Extracted records
========================

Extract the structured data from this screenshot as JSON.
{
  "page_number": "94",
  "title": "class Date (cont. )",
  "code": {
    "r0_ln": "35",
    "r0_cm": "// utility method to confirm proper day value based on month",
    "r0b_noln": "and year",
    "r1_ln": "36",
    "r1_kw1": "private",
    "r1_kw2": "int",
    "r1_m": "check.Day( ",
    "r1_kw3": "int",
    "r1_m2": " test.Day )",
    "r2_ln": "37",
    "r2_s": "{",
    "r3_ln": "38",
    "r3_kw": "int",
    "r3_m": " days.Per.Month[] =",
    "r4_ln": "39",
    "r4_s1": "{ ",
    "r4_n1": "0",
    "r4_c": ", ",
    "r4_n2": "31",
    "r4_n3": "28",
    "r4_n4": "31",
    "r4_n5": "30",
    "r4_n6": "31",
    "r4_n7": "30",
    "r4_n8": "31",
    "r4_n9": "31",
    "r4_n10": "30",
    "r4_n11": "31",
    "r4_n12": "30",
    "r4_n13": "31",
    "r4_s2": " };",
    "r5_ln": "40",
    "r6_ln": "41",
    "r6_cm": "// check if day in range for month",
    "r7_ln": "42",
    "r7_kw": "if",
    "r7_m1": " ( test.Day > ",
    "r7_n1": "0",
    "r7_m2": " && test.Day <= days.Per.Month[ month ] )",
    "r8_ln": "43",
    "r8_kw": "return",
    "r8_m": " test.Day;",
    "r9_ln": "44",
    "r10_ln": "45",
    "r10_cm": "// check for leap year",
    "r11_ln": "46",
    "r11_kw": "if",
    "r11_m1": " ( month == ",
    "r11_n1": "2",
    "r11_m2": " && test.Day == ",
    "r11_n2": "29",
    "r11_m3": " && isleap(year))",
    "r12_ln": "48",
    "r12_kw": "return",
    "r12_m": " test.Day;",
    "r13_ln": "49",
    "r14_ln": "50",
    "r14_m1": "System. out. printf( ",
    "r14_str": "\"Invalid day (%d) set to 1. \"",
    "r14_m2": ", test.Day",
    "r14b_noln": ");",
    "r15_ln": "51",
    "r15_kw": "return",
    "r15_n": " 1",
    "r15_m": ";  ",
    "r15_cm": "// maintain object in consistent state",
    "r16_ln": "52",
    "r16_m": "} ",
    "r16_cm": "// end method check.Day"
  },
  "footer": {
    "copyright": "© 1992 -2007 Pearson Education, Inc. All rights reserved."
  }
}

========================

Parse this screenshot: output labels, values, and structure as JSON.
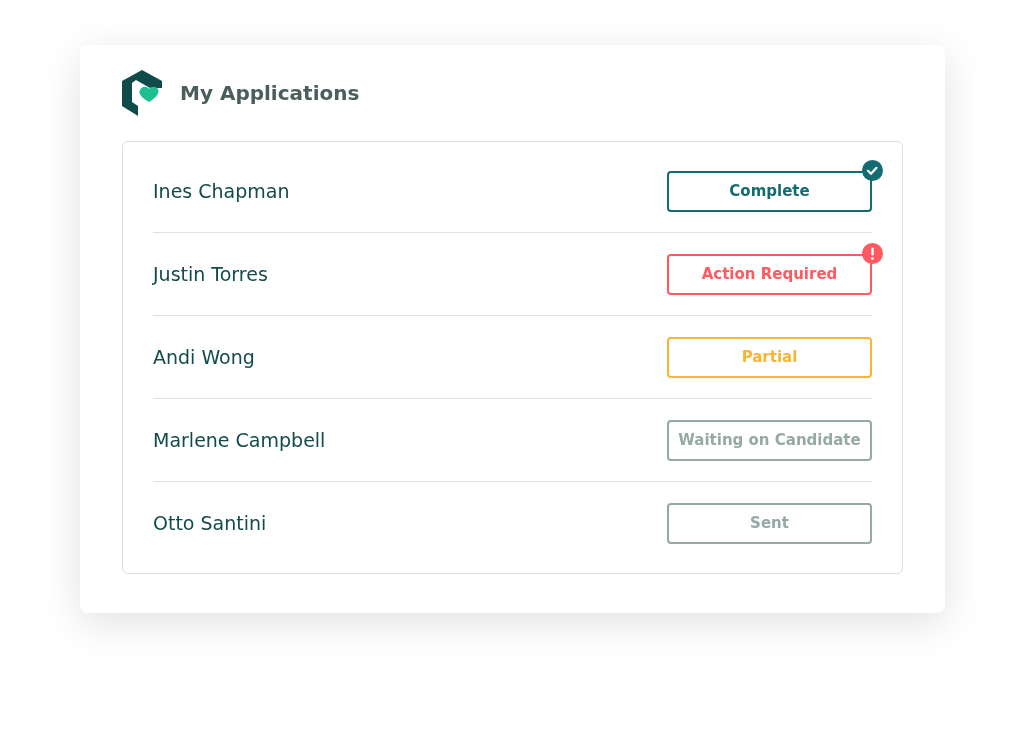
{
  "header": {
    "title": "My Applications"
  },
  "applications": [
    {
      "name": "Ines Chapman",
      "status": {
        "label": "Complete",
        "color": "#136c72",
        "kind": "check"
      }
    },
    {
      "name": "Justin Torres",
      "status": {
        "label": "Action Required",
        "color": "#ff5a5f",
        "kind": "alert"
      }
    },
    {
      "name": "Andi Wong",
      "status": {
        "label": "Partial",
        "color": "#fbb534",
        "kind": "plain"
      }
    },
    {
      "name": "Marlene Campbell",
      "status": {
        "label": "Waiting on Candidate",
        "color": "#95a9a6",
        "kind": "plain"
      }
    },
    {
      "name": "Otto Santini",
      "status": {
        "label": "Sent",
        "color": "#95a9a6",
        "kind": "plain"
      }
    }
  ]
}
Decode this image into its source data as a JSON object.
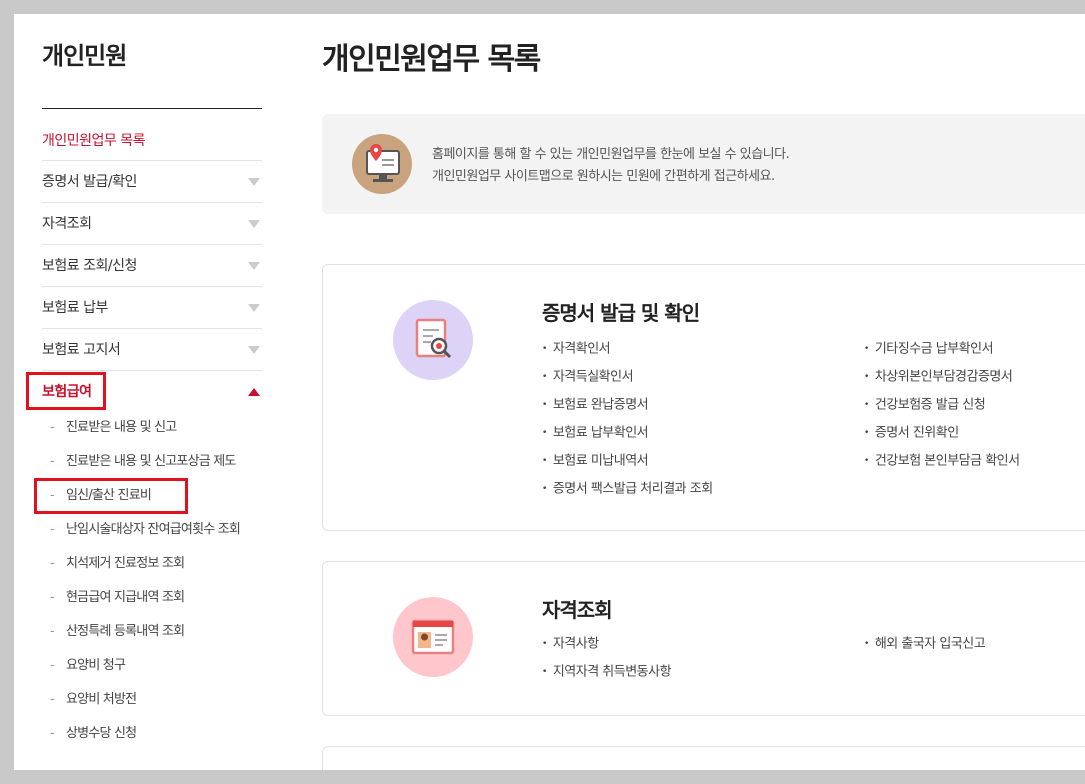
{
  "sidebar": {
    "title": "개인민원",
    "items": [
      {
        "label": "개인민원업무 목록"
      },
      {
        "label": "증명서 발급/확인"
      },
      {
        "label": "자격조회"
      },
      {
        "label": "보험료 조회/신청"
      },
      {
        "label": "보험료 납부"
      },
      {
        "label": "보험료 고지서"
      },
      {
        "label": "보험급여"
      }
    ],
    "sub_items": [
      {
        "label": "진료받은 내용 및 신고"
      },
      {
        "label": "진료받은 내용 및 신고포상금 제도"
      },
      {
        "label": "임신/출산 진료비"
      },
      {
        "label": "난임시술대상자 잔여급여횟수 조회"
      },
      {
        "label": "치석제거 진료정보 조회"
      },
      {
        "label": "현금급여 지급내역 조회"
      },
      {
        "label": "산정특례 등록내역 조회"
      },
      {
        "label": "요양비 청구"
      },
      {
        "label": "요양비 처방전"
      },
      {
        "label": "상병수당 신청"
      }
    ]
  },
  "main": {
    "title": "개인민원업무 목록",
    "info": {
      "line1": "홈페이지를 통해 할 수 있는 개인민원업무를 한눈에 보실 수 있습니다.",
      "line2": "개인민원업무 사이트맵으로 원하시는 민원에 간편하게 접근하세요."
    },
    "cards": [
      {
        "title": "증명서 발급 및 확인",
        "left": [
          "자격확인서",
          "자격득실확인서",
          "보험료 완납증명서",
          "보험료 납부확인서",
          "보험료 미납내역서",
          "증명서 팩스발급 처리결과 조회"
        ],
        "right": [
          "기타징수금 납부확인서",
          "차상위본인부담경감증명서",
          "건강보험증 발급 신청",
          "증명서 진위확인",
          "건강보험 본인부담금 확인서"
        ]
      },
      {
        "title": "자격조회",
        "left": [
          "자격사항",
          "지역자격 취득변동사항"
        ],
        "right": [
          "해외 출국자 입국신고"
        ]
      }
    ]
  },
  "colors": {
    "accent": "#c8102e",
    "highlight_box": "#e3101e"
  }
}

========================

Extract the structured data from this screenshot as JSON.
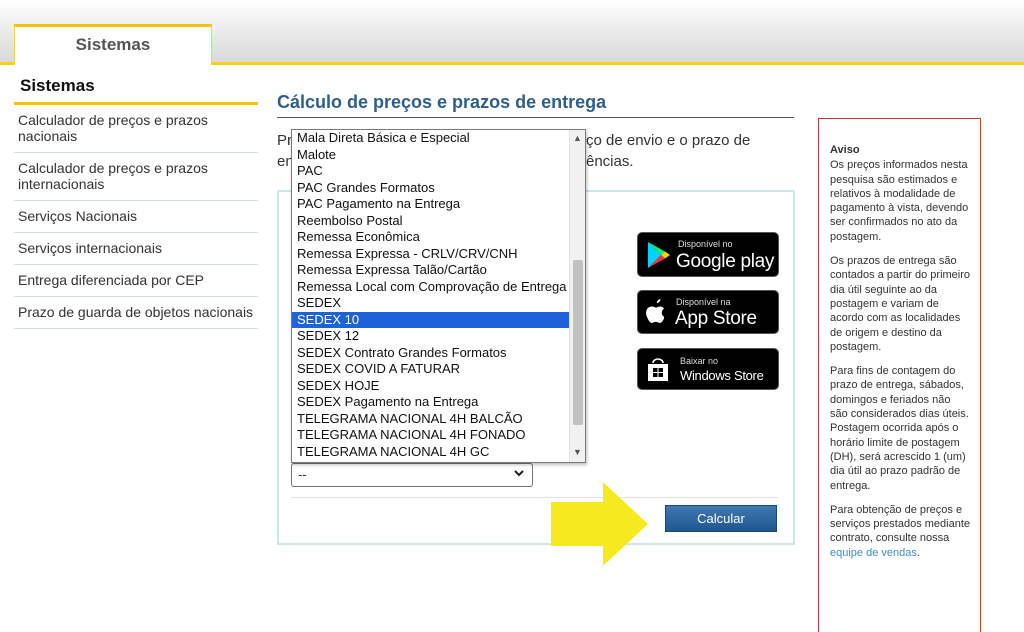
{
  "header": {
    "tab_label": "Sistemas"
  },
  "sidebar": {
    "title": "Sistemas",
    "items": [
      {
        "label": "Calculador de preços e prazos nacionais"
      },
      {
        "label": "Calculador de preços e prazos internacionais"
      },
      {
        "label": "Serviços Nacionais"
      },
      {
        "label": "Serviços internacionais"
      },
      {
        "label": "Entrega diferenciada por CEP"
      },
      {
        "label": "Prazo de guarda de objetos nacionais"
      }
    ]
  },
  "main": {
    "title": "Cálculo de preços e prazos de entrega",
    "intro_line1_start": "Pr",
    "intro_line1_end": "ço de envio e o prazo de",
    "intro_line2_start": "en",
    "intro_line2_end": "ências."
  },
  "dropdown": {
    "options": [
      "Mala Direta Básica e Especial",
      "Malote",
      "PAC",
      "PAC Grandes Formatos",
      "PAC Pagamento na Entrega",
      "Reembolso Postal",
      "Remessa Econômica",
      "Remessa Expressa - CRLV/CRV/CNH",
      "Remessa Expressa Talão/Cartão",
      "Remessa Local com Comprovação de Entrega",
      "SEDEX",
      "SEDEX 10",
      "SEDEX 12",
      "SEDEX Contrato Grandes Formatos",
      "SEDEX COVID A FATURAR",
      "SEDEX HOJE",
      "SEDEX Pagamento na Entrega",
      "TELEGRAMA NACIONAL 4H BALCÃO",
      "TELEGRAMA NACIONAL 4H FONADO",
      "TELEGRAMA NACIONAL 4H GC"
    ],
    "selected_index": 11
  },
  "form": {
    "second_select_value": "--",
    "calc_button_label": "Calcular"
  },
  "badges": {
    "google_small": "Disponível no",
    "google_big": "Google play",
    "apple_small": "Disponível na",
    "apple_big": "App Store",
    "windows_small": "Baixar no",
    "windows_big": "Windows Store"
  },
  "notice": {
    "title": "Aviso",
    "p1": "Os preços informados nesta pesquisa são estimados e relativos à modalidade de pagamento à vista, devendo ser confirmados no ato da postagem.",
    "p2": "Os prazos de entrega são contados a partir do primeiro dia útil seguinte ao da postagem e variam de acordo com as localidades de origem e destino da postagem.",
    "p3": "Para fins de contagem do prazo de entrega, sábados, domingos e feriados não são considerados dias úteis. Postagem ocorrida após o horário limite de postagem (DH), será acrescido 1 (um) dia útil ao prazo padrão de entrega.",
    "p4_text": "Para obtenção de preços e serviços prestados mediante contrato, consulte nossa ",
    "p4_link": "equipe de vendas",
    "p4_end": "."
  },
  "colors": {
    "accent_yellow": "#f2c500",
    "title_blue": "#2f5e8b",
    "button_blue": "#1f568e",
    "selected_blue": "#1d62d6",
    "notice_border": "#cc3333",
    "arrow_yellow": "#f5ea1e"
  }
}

========================

**YOUR GOAL:** All lines of the data above that include the word "Formatos" must be shown.

**REPLY:**
      "PAC Grandes Formatos",
      "SEDEX Contrato Grandes Formatos",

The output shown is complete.